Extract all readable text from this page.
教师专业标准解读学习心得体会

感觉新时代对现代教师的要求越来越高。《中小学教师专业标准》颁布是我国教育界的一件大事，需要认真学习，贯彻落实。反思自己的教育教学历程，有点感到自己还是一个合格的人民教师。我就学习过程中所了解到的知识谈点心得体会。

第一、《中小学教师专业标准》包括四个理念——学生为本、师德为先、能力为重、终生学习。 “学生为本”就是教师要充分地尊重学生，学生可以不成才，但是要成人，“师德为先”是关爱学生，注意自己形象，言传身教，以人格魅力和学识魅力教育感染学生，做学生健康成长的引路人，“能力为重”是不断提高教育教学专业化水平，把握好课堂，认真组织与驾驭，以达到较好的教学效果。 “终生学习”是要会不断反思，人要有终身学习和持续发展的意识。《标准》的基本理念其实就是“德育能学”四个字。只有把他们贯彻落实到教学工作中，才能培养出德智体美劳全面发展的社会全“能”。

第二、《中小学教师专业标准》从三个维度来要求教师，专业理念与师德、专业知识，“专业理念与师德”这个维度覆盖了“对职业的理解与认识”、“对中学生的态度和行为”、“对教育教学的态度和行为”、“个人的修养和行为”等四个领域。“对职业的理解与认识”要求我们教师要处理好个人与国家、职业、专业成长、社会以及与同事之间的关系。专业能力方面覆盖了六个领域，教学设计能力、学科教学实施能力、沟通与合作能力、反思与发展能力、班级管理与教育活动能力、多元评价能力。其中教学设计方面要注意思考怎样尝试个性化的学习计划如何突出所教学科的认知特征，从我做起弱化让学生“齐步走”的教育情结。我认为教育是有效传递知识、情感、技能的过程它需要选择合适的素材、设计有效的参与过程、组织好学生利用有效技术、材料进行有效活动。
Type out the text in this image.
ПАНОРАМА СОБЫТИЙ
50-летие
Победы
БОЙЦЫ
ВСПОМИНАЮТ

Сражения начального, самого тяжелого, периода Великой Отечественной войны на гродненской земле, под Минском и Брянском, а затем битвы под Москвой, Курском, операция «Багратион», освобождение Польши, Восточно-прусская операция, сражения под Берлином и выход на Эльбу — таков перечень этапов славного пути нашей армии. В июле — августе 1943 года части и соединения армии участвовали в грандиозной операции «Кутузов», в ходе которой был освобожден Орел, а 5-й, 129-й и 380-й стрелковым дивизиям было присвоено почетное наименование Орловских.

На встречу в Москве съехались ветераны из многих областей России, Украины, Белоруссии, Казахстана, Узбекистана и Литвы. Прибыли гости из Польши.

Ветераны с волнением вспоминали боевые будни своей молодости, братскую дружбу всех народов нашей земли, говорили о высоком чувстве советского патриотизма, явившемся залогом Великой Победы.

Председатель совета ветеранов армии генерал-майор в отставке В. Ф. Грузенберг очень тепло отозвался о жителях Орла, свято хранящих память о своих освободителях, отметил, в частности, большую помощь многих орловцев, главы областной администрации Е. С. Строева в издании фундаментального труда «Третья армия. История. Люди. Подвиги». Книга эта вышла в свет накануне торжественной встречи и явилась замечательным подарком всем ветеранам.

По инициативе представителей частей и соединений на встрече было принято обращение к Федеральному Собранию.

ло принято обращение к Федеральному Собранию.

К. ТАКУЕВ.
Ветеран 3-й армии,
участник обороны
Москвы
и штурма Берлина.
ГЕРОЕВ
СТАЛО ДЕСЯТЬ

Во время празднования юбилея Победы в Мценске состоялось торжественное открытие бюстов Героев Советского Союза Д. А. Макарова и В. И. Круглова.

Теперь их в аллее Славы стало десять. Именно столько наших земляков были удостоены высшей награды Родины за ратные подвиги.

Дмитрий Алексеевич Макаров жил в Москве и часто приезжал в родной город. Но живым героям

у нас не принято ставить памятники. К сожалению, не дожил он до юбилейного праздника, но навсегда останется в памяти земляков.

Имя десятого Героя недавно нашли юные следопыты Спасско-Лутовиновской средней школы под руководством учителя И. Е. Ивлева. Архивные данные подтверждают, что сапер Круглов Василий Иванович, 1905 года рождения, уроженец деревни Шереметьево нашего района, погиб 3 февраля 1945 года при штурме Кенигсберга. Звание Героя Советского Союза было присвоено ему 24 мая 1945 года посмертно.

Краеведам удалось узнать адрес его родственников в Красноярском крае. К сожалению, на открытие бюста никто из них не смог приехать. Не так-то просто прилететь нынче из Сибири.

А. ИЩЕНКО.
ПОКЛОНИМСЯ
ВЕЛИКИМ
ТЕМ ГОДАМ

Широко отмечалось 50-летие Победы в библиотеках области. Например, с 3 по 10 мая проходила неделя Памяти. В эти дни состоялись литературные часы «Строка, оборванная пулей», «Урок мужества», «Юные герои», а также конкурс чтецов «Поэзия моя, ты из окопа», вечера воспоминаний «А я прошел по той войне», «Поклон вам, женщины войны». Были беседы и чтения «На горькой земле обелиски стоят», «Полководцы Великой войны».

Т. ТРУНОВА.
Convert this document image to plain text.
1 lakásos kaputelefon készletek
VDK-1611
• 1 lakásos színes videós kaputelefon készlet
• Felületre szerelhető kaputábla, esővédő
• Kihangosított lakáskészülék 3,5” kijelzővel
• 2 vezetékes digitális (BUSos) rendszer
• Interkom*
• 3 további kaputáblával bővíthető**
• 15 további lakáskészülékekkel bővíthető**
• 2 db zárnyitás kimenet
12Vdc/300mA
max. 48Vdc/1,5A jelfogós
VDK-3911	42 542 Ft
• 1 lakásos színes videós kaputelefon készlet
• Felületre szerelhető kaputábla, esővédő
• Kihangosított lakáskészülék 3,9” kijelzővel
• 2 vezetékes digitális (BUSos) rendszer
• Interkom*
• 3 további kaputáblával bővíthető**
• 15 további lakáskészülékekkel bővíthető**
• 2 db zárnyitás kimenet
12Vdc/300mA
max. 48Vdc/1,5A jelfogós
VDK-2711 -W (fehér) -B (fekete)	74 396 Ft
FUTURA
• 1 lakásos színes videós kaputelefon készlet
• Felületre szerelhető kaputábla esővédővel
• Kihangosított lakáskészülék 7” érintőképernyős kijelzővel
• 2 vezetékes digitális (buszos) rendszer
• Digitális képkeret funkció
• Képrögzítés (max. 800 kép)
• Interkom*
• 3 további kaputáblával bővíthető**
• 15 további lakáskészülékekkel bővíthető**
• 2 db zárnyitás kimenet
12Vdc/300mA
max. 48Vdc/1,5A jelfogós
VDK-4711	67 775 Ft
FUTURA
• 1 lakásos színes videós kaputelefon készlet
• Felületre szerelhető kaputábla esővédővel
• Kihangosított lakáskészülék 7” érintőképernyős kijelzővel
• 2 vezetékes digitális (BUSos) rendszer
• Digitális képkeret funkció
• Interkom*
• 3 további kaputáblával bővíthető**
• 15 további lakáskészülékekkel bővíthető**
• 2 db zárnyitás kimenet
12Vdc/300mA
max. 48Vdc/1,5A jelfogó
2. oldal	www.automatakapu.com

※ ※ ※

● **SHORT TASK**
Copy out all of the records shown above exactly.

● **RESULT BELOW**
Extract all readable text from this page.
教师专业标准解读学习心得体会

感觉新时代对现代教师的要求越来越高。《中小学教师专业标准》颁布是我国教育界的一件大事，需要认真学习，贯彻落实。反思自己的教育教学历程，有点感到自己还是一个合格的人民教师。我就学习过程中所了解到的知识谈点心得体会。

第一、《中小学教师专业标准》包括四个理念——学生为本、师德为先、能力为重、终生学习。 “学生为本”就是教师要充分地尊重学生，学生可以不成才，但是要成人，“师德为先”是关爱学生，注意自己形象，言传身教，以人格魅力和学识魅力教育感染学生，做学生健康成长的引路人，“能力为重”是不断提高教育教学专业化水平，把握好课堂，认真组织与驾驭，以达到较好的教学效果。 “终生学习”是要会不断反思，人要有终身学习和持续发展的意识。《标准》的基本理念其实就是“德育能学”四个字。只有把他们贯彻落实到教学工作中，才能培养出德智体美劳全面发展的社会全“能”。

第二、《中小学教师专业标准》从三个维度来要求教师，专业理念与师德、专业知识，“专业理念与师德”这个维度覆盖了“对职业的理解与认识”、“对中学生的态度和行为”、“对教育教学的态度和行为”、“个人的修养和行为”等四个领域。“对职业的理解与认识”要求我们教师要处理好个人与国家、职业、专业成长、社会以及与同事之间的关系。专业能力方面覆盖了六个领域，教学设计能力、学科教学实施能力、沟通与合作能力、反思与发展能力、班级管理与教育活动能力、多元评价能力。其中教学设计方面要注意思考怎样尝试个性化的学习计划如何突出所教学科的认知特征，从我做起弱化让学生“齐步走”的教育情结。我认为教育是有效传递知识、情感、技能的过程它需要选择合适的素材、设计有效的参与过程、组织好学生利用有效技术、材料进行有效活动。
Type out the text in this image.
ПАНОРАМА СОБЫТИЙ
50-летие
Победы
БОЙЦЫ
ВСПОМИНАЮТ

Сражения начального, самого тяжелого, периода Великой Отечественной войны на гродненской земле, под Минском и Брянском, а затем битвы под Москвой, Курском, операция «Багратион», освобождение Польши, Восточно-прусская операция, сражения под Берлином и выход на Эльбу — таков перечень этапов славного пути нашей армии. В июле — августе 1943 года части и соединения армии участвовали в грандиозной операции «Кутузов», в ходе которой был освобожден Орел, а 5-й, 129-й и 380-й стрелковым дивизиям было присвоено почетное наименование Орловских.

На встречу в Москве съехались ветераны из многих областей России, Украины, Белоруссии, Казахстана, Узбекистана и Литвы. Прибыли гости из Польши.

Ветераны с волнением вспоминали боевые будни своей молодости, братскую дружбу всех народов нашей земли, говорили о высоком чувстве советского патриотизма, явившемся залогом Великой Победы.

Председатель совета ветеранов армии генерал-майор в отставке В. Ф. Грузенберг очень тепло отозвался о жителях Орла, свято хранящих память о своих освободителях, отметил, в частности, большую помощь многих орловцев, главы областной администрации Е. С. Строева в издании фундаментального труда «Третья армия. История. Люди. Подвиги». Книга эта вышла в свет накануне торжественной встречи и явилась замечательным подарком всем ветеранам.

По инициативе представителей частей и соединений на встрече было принято обращение к Федеральному Собранию.

ло принято обращение к Федеральному Собранию.

К. ТАКУЕВ.
Ветеран 3-й армии,
участник обороны
Москвы
и штурма Берлина.
ГЕРОЕВ
СТАЛО ДЕСЯТЬ

Во время празднования юбилея Победы в Мценске состоялось торжественное открытие бюстов Героев Советского Союза Д. А. Макарова и В. И. Круглова.

Теперь их в аллее Славы стало десять. Именно столько наших земляков были удостоены высшей награды Родины за ратные подвиги.

Дмитрий Алексеевич Макаров жил в Москве и часто приезжал в родной город. Но живым героям

у нас не принято ставить памятники. К сожалению, не дожил он до юбилейного праздника, но навсегда останется в памяти земляков.

Имя десятого Героя недавно нашли юные следопыты Спасско-Лутовиновской средней школы под руководством учителя И. Е. Ивлева. Архивные данные подтверждают, что сапер Круглов Василий Иванович, 1905 года рождения, уроженец деревни Шереметьево нашего района, погиб 3 февраля 1945 года при штурме Кенигсберга. Звание Героя Советского Союза было присвоено ему 24 мая 1945 года посмертно.

Краеведам удалось узнать адрес его родственников в Красноярском крае. К сожалению, на открытие бюста никто из них не смог приехать. Не так-то просто прилететь нынче из Сибири.

А. ИЩЕНКО.
ПОКЛОНИМСЯ
ВЕЛИКИМ
ТЕМ ГОДАМ

Широко отмечалось 50-летие Победы в библиотеках области. Например, с 3 по 10 мая проходила неделя Памяти. В эти дни состоялись литературные часы «Строка, оборванная пулей», «Урок мужества», «Юные герои», а также конкурс чтецов «Поэзия моя, ты из окопа», вечера воспоминаний «А я прошел по той войне», «Поклон вам, женщины войны». Были беседы и чтения «На горькой земле обелиски стоят», «Полководцы Великой войны».

Т. ТРУНОВА.
Convert this document image to plain text.
1 lakásos kaputelefon készletek
VDK-1611
• 1 lakásos színes videós kaputelefon készlet
• Felületre szerelhető kaputábla, esővédő
• Kihangosított lakáskészülék 3,5” kijelzővel
• 2 vezetékes digitális (BUSos) rendszer
• Interkom*
• 3 további kaputáblával bővíthető**
• 15 további lakáskészülékekkel bővíthető**
• 2 db zárnyitás kimenet
12Vdc/300mA
max. 48Vdc/1,5A jelfogós
VDK-3911	42 542 Ft
• 1 lakásos színes videós kaputelefon készlet
• Felületre szerelhető kaputábla, esővédő
• Kihangosított lakáskészülék 3,9” kijelzővel
• 2 vezetékes digitális (BUSos) rendszer
• Interkom*
• 3 további kaputáblával bővíthető**
• 15 további lakáskészülékekkel bővíthető**
• 2 db zárnyitás kimenet
12Vdc/300mA
max. 48Vdc/1,5A jelfogós
VDK-2711 -W (fehér) -B (fekete)	74 396 Ft
FUTURA
• 1 lakásos színes videós kaputelefon készlet
• Felületre szerelhető kaputábla esővédővel
• Kihangosított lakáskészülék 7” érintőképernyős kijelzővel
• 2 vezetékes digitális (buszos) rendszer
• Digitális képkeret funkció
• Képrögzítés (max. 800 kép)
• Interkom*
• 3 további kaputáblával bővíthető**
• 15 további lakáskészülékekkel bővíthető**
• 2 db zárnyitás kimenet
12Vdc/300mA
max. 48Vdc/1,5A jelfogós
VDK-4711	67 775 Ft
FUTURA
• 1 lakásos színes videós kaputelefon készlet
• Felületre szerelhető kaputábla esővédővel
• Kihangosított lakáskészülék 7” érintőképernyős kijelzővel
• 2 vezetékes digitális (BUSos) rendszer
• Digitális képkeret funkció
• Interkom*
• 3 további kaputáblával bővíthető**
• 15 további lakáskészülékekkel bővíthető**
• 2 db zárnyitás kimenet
12Vdc/300mA
max. 48Vdc/1,5A jelfogó
2. oldal	www.automatakapu.com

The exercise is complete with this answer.